(Collected data entries)
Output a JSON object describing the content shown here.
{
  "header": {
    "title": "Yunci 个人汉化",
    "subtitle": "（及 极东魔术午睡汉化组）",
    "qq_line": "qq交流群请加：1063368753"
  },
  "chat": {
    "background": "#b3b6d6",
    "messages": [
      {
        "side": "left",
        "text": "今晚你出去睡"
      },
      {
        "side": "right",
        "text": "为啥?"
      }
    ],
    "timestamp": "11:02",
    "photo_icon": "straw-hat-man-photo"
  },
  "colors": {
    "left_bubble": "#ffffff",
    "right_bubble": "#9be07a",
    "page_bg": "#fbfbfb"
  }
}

The request:
The full set of records should be duplicated exactly.

Task result:
Output a JSON object describing the content shown here.
{
  "header": {
    "title": "Yunci 个人汉化",
    "subtitle": "（及 极东魔术午睡汉化组）",
    "qq_line": "qq交流群请加：1063368753"
  },
  "chat": {
    "background": "#b3b6d6",
    "messages": [
      {
        "side": "left",
        "text": "今晚你出去睡"
      },
      {
        "side": "right",
        "text": "为啥?"
      }
    ],
    "timestamp": "11:02",
    "photo_icon": "straw-hat-man-photo"
  },
  "colors": {
    "left_bubble": "#ffffff",
    "right_bubble": "#9be07a",
    "page_bg": "#fbfbfb"
  }
}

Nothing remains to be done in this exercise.